Task goal = Show each line from the listing that includes the word "threat".

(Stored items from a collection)
·····

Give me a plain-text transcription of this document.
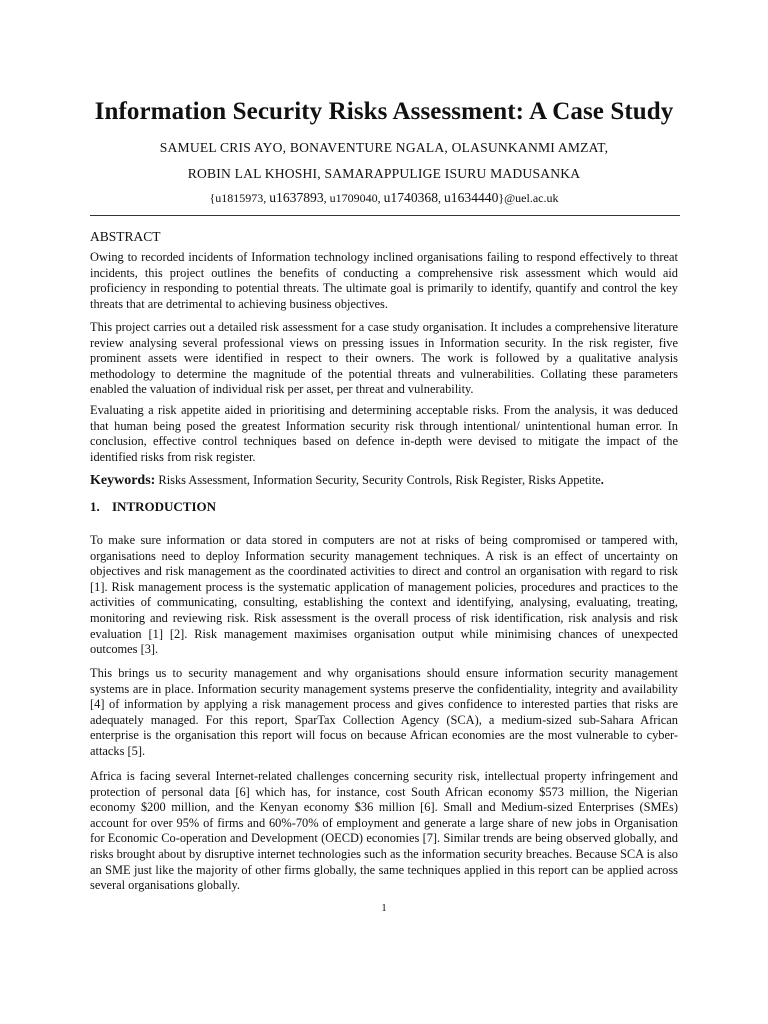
Information Security Risks Assessment: A Case Study
SAMUEL CRIS AYO, BONAVENTURE NGALA, OLASUNKANMI AMZAT,
ROBIN LAL KHOSHI, SAMARAPPULIGE ISURU MADUSANKA
{u1815973, u1637893, u1709040, u1740368, u1634440}@uel.ac.uk
ABSTRACT

Owing to recorded incidents of Information technology inclined organisations failing to respond effectively to threat incidents, this project outlines the benefits of conducting a comprehensive risk assessment which would aid proficiency in responding to potential threats. The ultimate goal is primarily to identify, quantify and control the key threats that are detrimental to achieving business objectives.

This project carries out a detailed risk assessment for a case study organisation. It includes a comprehensive literature review analysing several professional views on pressing issues in Information security. In the risk register, five prominent assets were identified in respect to their owners. The work is followed by a qualitative analysis methodology to determine the magnitude of the potential threats and vulnerabilities. Collating these parameters enabled the valuation of individual risk per asset, per threat and vulnerability.

Evaluating a risk appetite aided in prioritising and determining acceptable risks. From the analysis, it was deduced that human being posed the greatest Information security risk through intentional/ unintentional human error. In conclusion, effective control techniques based on defence in-depth were devised to mitigate the impact of the identified risks from risk register.

Keywords: Risks Assessment, Information Security, Security Controls, Risk Register, Risks Appetite.
1. INTRODUCTION

To make sure information or data stored in computers are not at risks of being compromised or tampered with, organisations need to deploy Information security management techniques. A risk is an effect of uncertainty on objectives and risk management as the coordinated activities to direct and control an organisation with regard to risk [1]. Risk management process is the systematic application of management policies, procedures and practices to the activities of communicating, consulting, establishing the context and identifying, analysing, evaluating, treating, monitoring and reviewing risk. Risk assessment is the overall process of risk identification, risk analysis and risk evaluation [1] [2]. Risk management maximises organisation output while minimising chances of unexpected outcomes [3].

This brings us to security management and why organisations should ensure information security management systems are in place. Information security management systems preserve the confidentiality, integrity and availability [4] of information by applying a risk management process and gives confidence to interested parties that risks are adequately managed. For this report, SparTax Collection Agency (SCA), a medium-sized sub-Sahara African enterprise is the organisation this report will focus on because African economies are the most vulnerable to cyber-attacks [5].

Africa is facing several Internet-related challenges concerning security risk, intellectual property infringement and protection of personal data [6] which has, for instance, cost South African economy $573 million, the Nigerian economy $200 million, and the Kenyan economy $36 million [6]. Small and Medium-sized Enterprises (SMEs) account for over 95% of firms and 60%-70% of employment and generate a large share of new jobs in Organisation for Economic Co-operation and Development (OECD) economies [7]. Similar trends are being observed globally, and risks brought about by disruptive internet technologies such as the information security breaches. Because SCA is also an SME just like the majority of other firms globally, the same techniques applied in this report can be applied across several organisations globally.

1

·····

Task response =
Owing to recorded incidents of Information technology inclined organisations failing to respond effectively to threat incidents, this project outlines the benefits of conducting a comprehensive risk assessment which would aid proficiency in responding to potential threats. The ultimate goal is primarily to identify, quantify and control the key threats that are detrimental to achieving business objectives.
This project carries out a detailed risk assessment for a case study organisation. It includes a comprehensive literature review analysing several professional views on pressing issues in Information security. In the risk register, five prominent assets were identified in respect to their owners. The work is followed by a qualitative analysis methodology to determine the magnitude of the potential threats and vulnerabilities. Collating these parameters enabled the valuation of individual risk per asset, per threat and vulnerability.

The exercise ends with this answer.